(Entries shown)

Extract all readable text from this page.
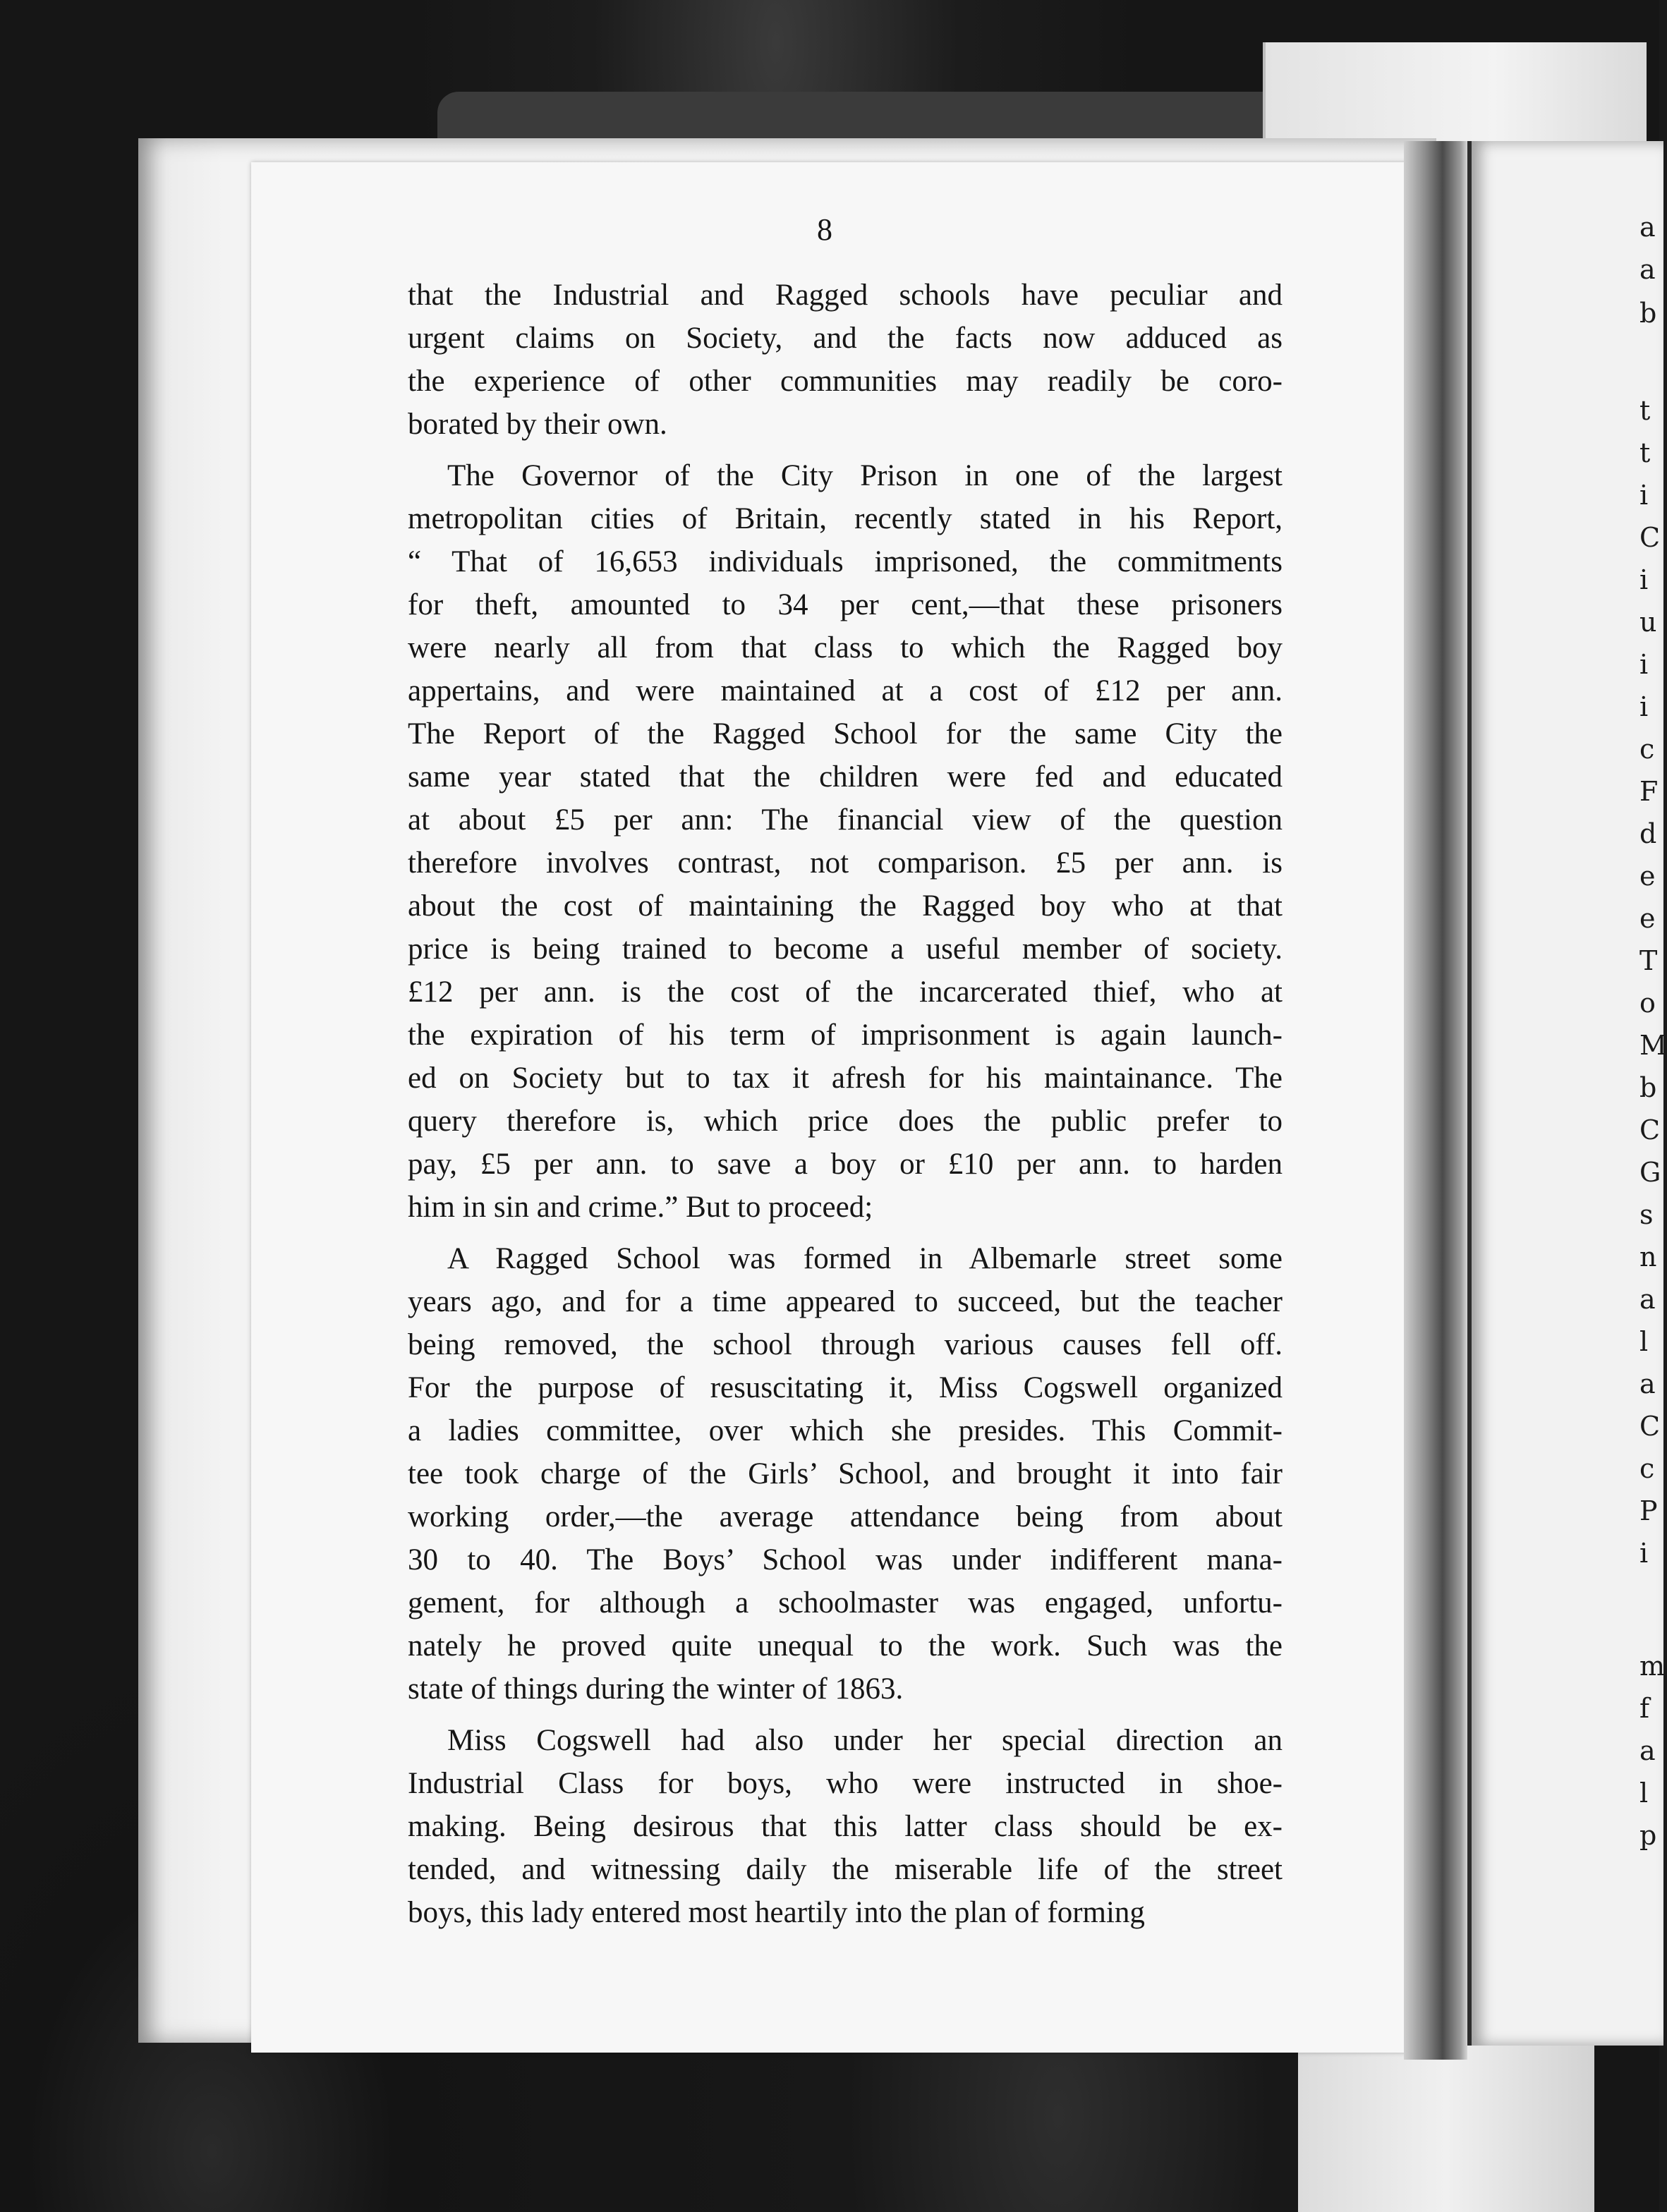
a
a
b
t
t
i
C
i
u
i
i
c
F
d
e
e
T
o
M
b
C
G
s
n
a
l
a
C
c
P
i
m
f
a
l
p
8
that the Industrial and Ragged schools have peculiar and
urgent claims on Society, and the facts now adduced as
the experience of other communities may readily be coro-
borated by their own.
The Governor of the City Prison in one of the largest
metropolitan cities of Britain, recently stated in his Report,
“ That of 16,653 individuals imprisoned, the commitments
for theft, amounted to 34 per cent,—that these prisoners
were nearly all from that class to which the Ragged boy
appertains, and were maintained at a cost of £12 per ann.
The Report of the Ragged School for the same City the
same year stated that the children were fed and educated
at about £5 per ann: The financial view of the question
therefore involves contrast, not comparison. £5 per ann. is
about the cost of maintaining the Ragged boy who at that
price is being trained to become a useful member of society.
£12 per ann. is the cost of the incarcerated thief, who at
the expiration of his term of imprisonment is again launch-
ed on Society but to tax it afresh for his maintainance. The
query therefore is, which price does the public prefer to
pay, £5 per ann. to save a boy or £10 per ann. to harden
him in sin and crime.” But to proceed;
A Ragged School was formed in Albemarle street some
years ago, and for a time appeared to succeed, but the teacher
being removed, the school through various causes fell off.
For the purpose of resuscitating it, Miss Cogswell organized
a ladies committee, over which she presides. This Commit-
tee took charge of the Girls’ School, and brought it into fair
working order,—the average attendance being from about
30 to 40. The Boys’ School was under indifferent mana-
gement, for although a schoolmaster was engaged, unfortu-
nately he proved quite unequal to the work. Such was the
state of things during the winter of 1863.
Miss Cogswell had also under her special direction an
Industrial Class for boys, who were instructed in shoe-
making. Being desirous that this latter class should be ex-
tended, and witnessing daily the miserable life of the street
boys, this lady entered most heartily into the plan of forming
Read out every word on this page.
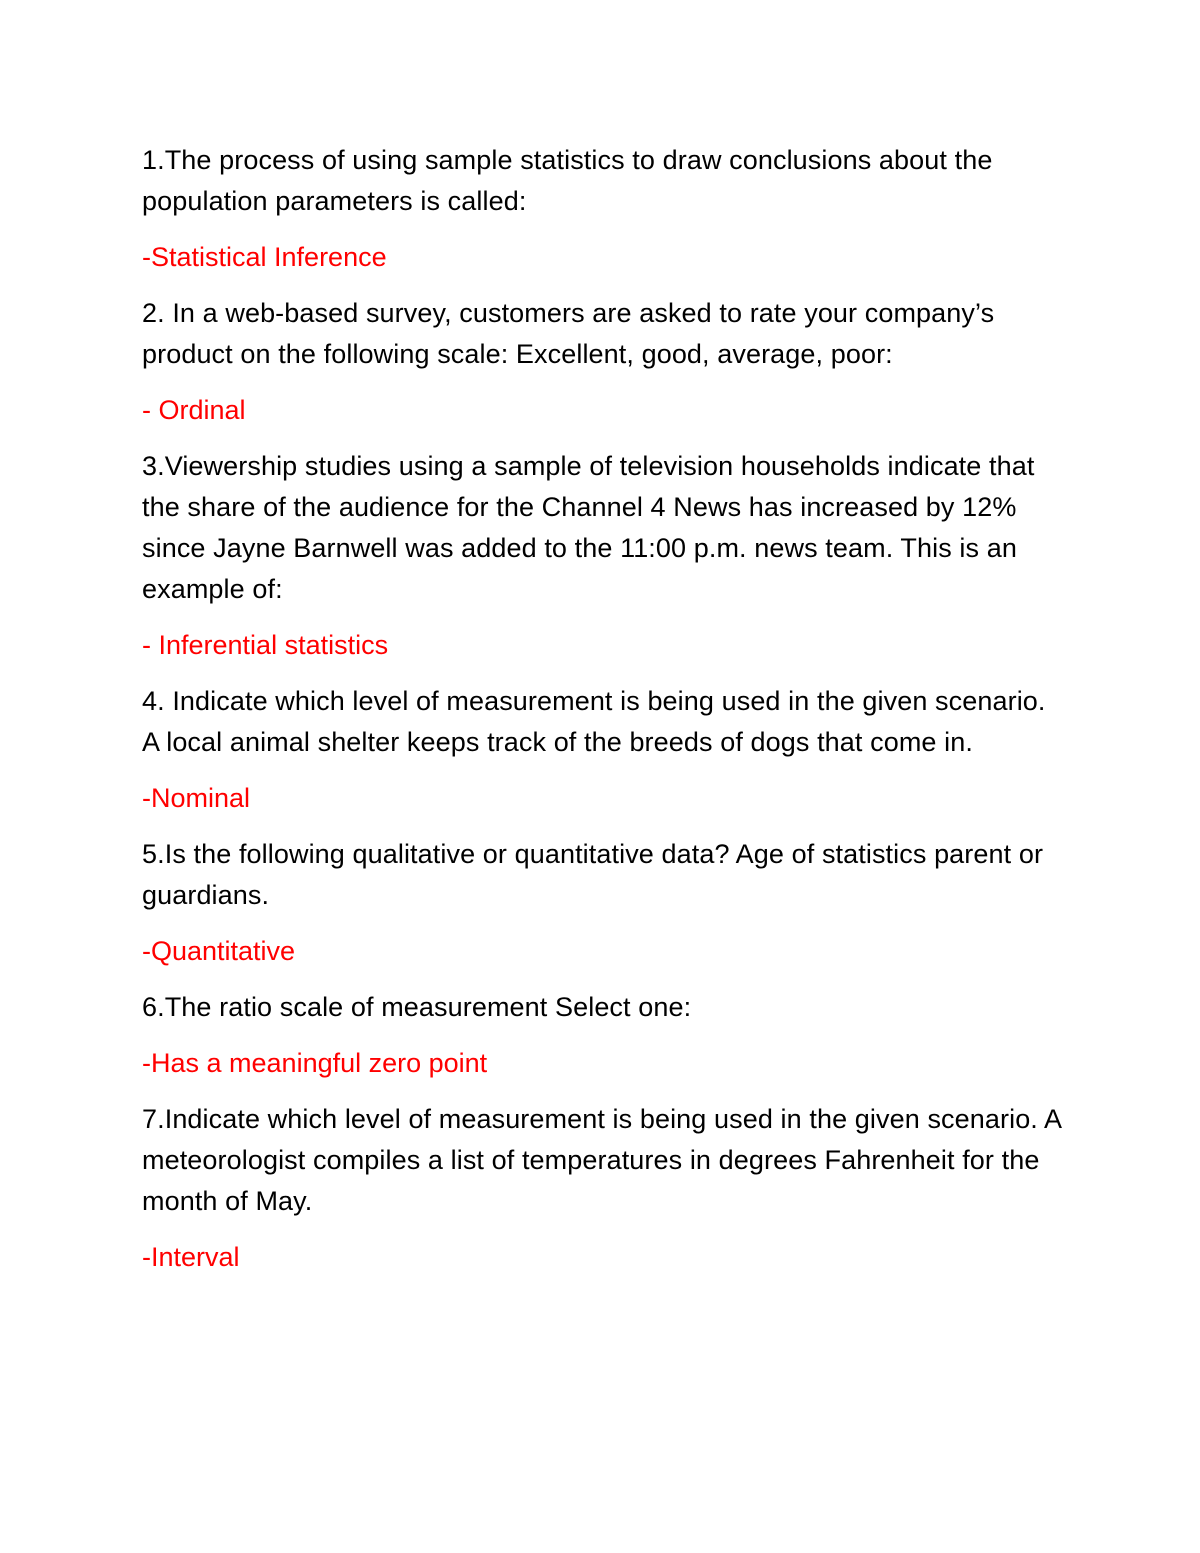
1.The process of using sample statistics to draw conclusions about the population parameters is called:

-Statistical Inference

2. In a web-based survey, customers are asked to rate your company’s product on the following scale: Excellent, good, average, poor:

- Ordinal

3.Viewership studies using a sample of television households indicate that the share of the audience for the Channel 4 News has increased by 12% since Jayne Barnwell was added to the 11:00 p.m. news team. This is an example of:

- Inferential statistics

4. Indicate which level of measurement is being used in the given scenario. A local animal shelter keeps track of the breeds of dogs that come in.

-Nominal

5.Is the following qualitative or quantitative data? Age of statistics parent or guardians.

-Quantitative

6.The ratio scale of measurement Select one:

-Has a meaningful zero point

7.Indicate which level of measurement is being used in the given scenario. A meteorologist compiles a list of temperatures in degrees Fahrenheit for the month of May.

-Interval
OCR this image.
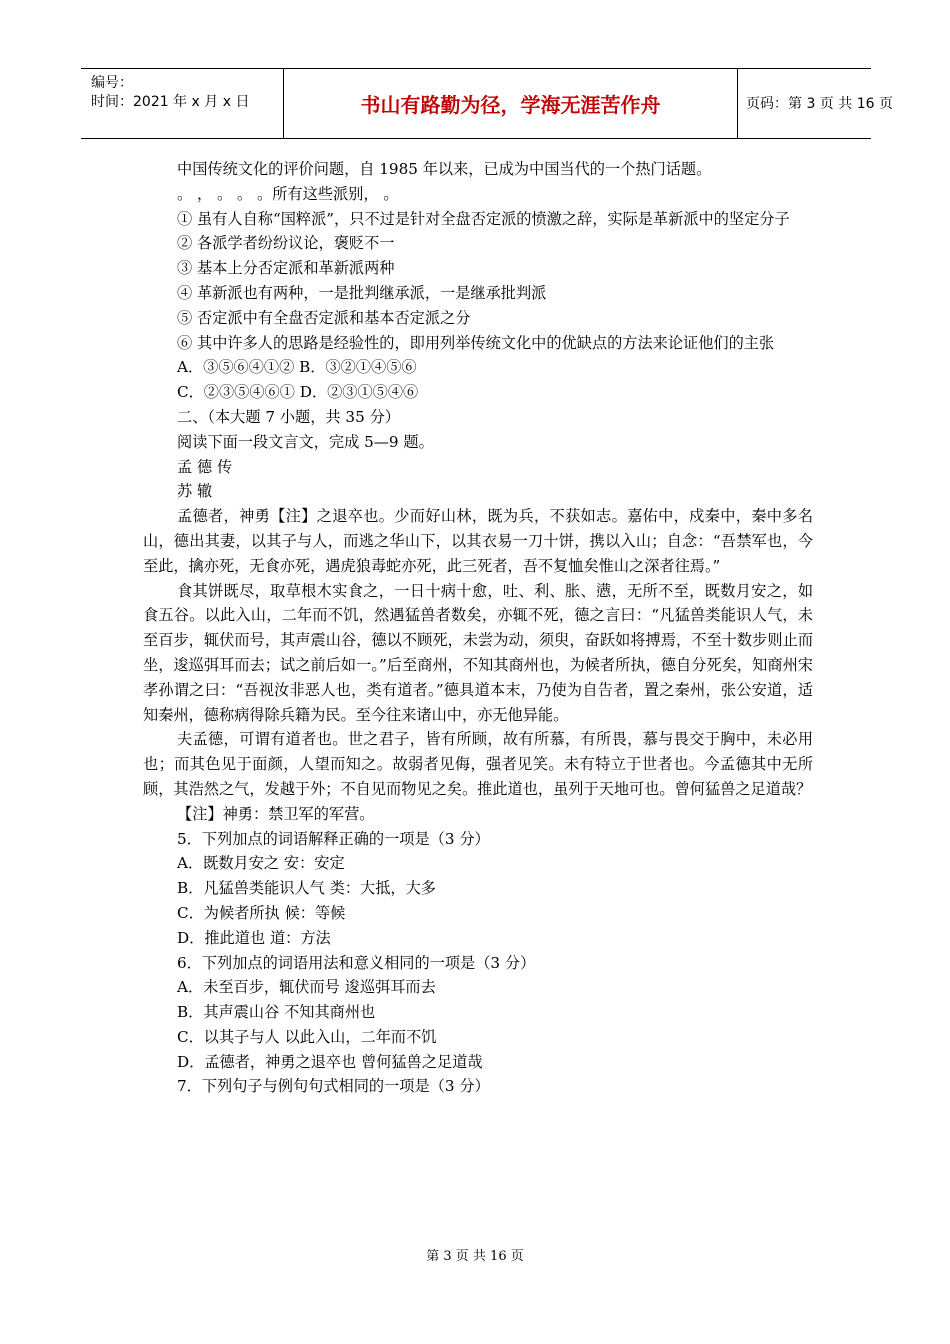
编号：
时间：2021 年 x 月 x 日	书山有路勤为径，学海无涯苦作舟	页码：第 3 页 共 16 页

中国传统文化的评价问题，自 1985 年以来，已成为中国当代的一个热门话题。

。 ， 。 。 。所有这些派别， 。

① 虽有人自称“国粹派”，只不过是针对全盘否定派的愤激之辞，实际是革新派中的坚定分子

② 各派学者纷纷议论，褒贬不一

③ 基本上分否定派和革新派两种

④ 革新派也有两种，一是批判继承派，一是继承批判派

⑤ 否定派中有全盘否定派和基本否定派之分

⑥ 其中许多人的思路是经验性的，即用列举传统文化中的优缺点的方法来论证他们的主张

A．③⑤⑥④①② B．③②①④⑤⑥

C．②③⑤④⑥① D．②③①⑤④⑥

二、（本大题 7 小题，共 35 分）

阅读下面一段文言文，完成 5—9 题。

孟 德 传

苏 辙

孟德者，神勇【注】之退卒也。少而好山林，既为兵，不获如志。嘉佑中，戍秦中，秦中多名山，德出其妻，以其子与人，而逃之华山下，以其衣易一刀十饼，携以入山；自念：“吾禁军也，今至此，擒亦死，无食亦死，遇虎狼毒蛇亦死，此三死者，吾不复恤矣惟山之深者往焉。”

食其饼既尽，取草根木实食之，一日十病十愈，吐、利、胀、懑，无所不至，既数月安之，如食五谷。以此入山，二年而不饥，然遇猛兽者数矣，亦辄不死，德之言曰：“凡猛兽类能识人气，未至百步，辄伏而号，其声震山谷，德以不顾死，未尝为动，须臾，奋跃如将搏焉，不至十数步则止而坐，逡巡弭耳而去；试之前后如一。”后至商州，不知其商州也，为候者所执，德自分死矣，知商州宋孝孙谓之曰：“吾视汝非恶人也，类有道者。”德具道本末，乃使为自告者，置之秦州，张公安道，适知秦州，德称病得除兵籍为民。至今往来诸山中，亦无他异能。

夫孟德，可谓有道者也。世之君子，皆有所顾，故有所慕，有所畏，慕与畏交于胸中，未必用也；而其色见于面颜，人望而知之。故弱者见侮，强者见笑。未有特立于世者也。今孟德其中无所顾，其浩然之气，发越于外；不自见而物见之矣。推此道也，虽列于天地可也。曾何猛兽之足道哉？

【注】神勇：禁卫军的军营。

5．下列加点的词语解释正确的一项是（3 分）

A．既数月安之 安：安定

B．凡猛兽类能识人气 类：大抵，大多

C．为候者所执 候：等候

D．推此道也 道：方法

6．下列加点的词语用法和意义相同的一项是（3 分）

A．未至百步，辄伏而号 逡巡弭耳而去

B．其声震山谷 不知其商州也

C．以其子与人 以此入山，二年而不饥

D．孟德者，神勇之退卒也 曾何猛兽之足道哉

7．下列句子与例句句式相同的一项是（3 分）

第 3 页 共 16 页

(The task) Send back the data above word for word, with the pictures left out.

(Correct result)
Extract all readable text from this page.
a
a
b
t
t
i
C
i
u
i
i
c
F
d
e
e
T
o
M
b
C
G
s
n
a
l
a
C
c
P
i
m
f
a
l
p
8
that the Industrial and Ragged schools have peculiar and
urgent claims on Society, and the facts now adduced as
the experience of other communities may readily be coro-
borated by their own.
The Governor of the City Prison in one of the largest
metropolitan cities of Britain, recently stated in his Report,
“ That of 16,653 individuals imprisoned, the commitments
for theft, amounted to 34 per cent,—that these prisoners
were nearly all from that class to which the Ragged boy
appertains, and were maintained at a cost of £12 per ann.
The Report of the Ragged School for the same City the
same year stated that the children were fed and educated
at about £5 per ann: The financial view of the question
therefore involves contrast, not comparison. £5 per ann. is
about the cost of maintaining the Ragged boy who at that
price is being trained to become a useful member of society.
£12 per ann. is the cost of the incarcerated thief, who at
the expiration of his term of imprisonment is again launch-
ed on Society but to tax it afresh for his maintainance. The
query therefore is, which price does the public prefer to
pay, £5 per ann. to save a boy or £10 per ann. to harden
him in sin and crime.” But to proceed;
A Ragged School was formed in Albemarle street some
years ago, and for a time appeared to succeed, but the teacher
being removed, the school through various causes fell off.
For the purpose of resuscitating it, Miss Cogswell organized
a ladies committee, over which she presides. This Commit-
tee took charge of the Girls’ School, and brought it into fair
working order,—the average attendance being from about
30 to 40. The Boys’ School was under indifferent mana-
gement, for although a schoolmaster was engaged, unfortu-
nately he proved quite unequal to the work. Such was the
state of things during the winter of 1863.
Miss Cogswell had also under her special direction an
Industrial Class for boys, who were instructed in shoe-
making. Being desirous that this latter class should be ex-
tended, and witnessing daily the miserable life of the street
boys, this lady entered most heartily into the plan of forming
Read out every word on this page.
1.The process of using sample statistics to draw conclusions about the population parameters is called:

-Statistical Inference

2. In a web-based survey, customers are asked to rate your company’s product on the following scale: Excellent, good, average, poor:

- Ordinal

3.Viewership studies using a sample of television households indicate that the share of the audience for the Channel 4 News has increased by 12% since Jayne Barnwell was added to the 11:00 p.m. news team. This is an example of:

- Inferential statistics

4. Indicate which level of measurement is being used in the given scenario. A local animal shelter keeps track of the breeds of dogs that come in.

-Nominal

5.Is the following qualitative or quantitative data? Age of statistics parent or guardians.

-Quantitative

6.The ratio scale of measurement Select one:

-Has a meaningful zero point

7.Indicate which level of measurement is being used in the given scenario. A meteorologist compiles a list of temperatures in degrees Fahrenheit for the month of May.

-Interval
OCR this image.
编号：
时间：2021 年 x 月 x 日	书山有路勤为径，学海无涯苦作舟	页码：第 3 页 共 16 页

中国传统文化的评价问题，自 1985 年以来，已成为中国当代的一个热门话题。

。 ， 。 。 。所有这些派别， 。

① 虽有人自称“国粹派”，只不过是针对全盘否定派的愤激之辞，实际是革新派中的坚定分子

② 各派学者纷纷议论，褒贬不一

③ 基本上分否定派和革新派两种

④ 革新派也有两种，一是批判继承派，一是继承批判派

⑤ 否定派中有全盘否定派和基本否定派之分

⑥ 其中许多人的思路是经验性的，即用列举传统文化中的优缺点的方法来论证他们的主张

A．③⑤⑥④①② B．③②①④⑤⑥

C．②③⑤④⑥① D．②③①⑤④⑥

二、（本大题 7 小题，共 35 分）

阅读下面一段文言文，完成 5—9 题。

孟 德 传

苏 辙

孟德者，神勇【注】之退卒也。少而好山林，既为兵，不获如志。嘉佑中，戍秦中，秦中多名山，德出其妻，以其子与人，而逃之华山下，以其衣易一刀十饼，携以入山；自念：“吾禁军也，今至此，擒亦死，无食亦死，遇虎狼毒蛇亦死，此三死者，吾不复恤矣惟山之深者往焉。”

食其饼既尽，取草根木实食之，一日十病十愈，吐、利、胀、懑，无所不至，既数月安之，如食五谷。以此入山，二年而不饥，然遇猛兽者数矣，亦辄不死，德之言曰：“凡猛兽类能识人气，未至百步，辄伏而号，其声震山谷，德以不顾死，未尝为动，须臾，奋跃如将搏焉，不至十数步则止而坐，逡巡弭耳而去；试之前后如一。”后至商州，不知其商州也，为候者所执，德自分死矣，知商州宋孝孙谓之曰：“吾视汝非恶人也，类有道者。”德具道本末，乃使为自告者，置之秦州，张公安道，适知秦州，德称病得除兵籍为民。至今往来诸山中，亦无他异能。

夫孟德，可谓有道者也。世之君子，皆有所顾，故有所慕，有所畏，慕与畏交于胸中，未必用也；而其色见于面颜，人望而知之。故弱者见侮，强者见笑。未有特立于世者也。今孟德其中无所顾，其浩然之气，发越于外；不自见而物见之矣。推此道也，虽列于天地可也。曾何猛兽之足道哉？

【注】神勇：禁卫军的军营。

5．下列加点的词语解释正确的一项是（3 分）

A．既数月安之 安：安定

B．凡猛兽类能识人气 类：大抵，大多

C．为候者所执 候：等候

D．推此道也 道：方法

6．下列加点的词语用法和意义相同的一项是（3 分）

A．未至百步，辄伏而号 逡巡弭耳而去

B．其声震山谷 不知其商州也

C．以其子与人 以此入山，二年而不饥

D．孟德者，神勇之退卒也 曾何猛兽之足道哉

7．下列句子与例句句式相同的一项是（3 分）

第 3 页 共 16 页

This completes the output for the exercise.